Instructions for the task:
Output, word for word, the line that contains "Decode this image" and all lines following it to the end of the listing. Drop the pictures.

Entries from a visual dataset:
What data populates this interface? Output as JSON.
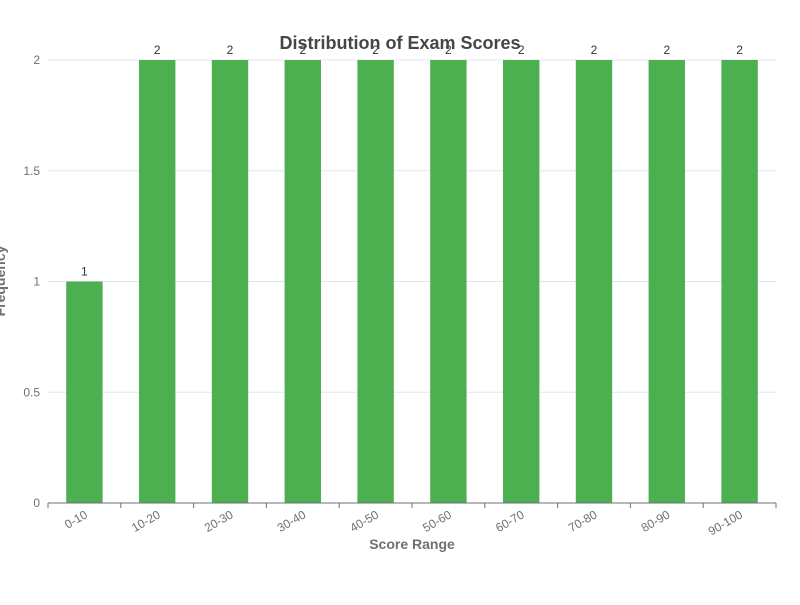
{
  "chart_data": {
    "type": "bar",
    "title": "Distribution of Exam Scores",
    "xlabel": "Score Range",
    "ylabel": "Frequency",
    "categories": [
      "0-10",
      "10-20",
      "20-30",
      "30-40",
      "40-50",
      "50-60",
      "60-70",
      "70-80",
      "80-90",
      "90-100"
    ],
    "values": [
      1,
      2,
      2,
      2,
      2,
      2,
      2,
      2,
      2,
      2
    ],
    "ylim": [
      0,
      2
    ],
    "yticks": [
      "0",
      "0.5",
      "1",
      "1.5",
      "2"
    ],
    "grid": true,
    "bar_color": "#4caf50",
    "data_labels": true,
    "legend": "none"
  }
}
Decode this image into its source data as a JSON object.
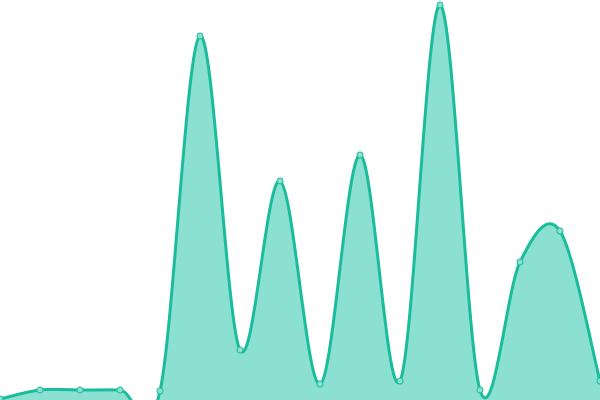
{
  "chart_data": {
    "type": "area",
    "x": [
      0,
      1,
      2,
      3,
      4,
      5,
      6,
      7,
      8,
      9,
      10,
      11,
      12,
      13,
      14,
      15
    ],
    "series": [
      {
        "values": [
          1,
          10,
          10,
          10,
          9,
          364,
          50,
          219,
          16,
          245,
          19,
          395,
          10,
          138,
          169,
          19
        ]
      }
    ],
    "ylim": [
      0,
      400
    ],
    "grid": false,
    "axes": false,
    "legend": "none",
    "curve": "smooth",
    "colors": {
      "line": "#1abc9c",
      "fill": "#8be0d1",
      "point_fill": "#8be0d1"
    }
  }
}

Task output:
Decode this image into its source data as a JSON object.
{
  "chart_data": {
    "type": "area",
    "x": [
      0,
      1,
      2,
      3,
      4,
      5,
      6,
      7,
      8,
      9,
      10,
      11,
      12,
      13,
      14,
      15
    ],
    "series": [
      {
        "values": [
          1,
          10,
          10,
          10,
          9,
          364,
          50,
          219,
          16,
          245,
          19,
          395,
          10,
          138,
          169,
          19
        ]
      }
    ],
    "ylim": [
      0,
      400
    ],
    "grid": false,
    "axes": false,
    "legend": "none",
    "curve": "smooth",
    "colors": {
      "line": "#1abc9c",
      "fill": "#8be0d1",
      "point_fill": "#8be0d1"
    }
  }
}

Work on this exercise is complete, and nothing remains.